## Start RECORDS FOR THE EXERCISE

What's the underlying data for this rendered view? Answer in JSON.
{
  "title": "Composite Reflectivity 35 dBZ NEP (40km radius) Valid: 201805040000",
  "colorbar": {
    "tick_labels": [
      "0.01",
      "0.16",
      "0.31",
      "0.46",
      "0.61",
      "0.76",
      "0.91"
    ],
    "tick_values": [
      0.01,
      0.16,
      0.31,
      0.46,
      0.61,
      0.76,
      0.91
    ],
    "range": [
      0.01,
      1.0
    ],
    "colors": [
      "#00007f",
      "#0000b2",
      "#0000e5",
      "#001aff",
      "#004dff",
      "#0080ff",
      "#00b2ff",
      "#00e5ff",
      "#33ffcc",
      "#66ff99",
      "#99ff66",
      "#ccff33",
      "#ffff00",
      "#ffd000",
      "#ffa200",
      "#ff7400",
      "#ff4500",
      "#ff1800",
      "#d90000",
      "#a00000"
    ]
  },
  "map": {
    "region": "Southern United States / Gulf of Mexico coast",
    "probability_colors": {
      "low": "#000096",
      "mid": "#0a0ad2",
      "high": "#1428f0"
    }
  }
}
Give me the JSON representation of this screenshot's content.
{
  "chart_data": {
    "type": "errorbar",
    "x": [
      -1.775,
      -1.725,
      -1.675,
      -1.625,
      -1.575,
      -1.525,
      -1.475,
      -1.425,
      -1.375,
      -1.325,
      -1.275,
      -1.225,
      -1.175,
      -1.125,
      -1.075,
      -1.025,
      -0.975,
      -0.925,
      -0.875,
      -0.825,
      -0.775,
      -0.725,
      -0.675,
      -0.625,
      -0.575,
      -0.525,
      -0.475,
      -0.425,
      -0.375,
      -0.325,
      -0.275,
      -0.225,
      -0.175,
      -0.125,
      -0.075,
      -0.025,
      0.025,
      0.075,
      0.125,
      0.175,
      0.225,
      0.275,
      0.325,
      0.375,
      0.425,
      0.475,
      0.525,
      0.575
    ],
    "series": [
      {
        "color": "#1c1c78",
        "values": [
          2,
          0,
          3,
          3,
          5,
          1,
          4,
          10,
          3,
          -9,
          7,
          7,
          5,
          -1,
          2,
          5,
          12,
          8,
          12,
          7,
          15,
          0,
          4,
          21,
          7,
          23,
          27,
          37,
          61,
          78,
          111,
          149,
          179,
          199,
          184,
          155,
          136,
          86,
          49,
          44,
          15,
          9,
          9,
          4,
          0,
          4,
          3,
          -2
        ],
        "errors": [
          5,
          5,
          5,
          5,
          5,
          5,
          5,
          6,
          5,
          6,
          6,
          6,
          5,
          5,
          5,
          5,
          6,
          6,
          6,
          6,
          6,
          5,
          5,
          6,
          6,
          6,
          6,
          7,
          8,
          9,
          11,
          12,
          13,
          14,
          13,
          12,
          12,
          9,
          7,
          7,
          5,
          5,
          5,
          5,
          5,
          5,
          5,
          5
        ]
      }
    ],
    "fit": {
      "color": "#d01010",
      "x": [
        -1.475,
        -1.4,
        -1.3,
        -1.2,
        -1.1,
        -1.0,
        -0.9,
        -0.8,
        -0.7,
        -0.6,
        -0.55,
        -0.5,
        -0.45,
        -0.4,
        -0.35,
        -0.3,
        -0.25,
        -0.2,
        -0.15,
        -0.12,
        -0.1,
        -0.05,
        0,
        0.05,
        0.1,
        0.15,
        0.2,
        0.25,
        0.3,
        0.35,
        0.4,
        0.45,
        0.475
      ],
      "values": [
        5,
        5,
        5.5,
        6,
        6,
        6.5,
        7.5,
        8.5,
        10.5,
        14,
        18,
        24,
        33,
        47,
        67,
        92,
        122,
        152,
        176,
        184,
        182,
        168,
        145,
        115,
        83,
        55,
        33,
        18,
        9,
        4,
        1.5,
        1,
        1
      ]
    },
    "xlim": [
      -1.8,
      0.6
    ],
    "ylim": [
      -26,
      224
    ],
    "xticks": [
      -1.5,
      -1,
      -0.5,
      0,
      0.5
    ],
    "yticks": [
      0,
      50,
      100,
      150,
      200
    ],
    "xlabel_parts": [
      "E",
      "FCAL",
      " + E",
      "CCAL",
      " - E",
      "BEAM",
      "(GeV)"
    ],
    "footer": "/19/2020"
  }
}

## End RECORDS FOR THE EXERCISE

*GIVEN REQUEST:*
Go over the data above and copy every line that has the word "JSON" in it.

*EXERCISE OUTPUT:*
What's the underlying data for this rendered view? Answer in JSON.
Give me the JSON representation of this screenshot's content.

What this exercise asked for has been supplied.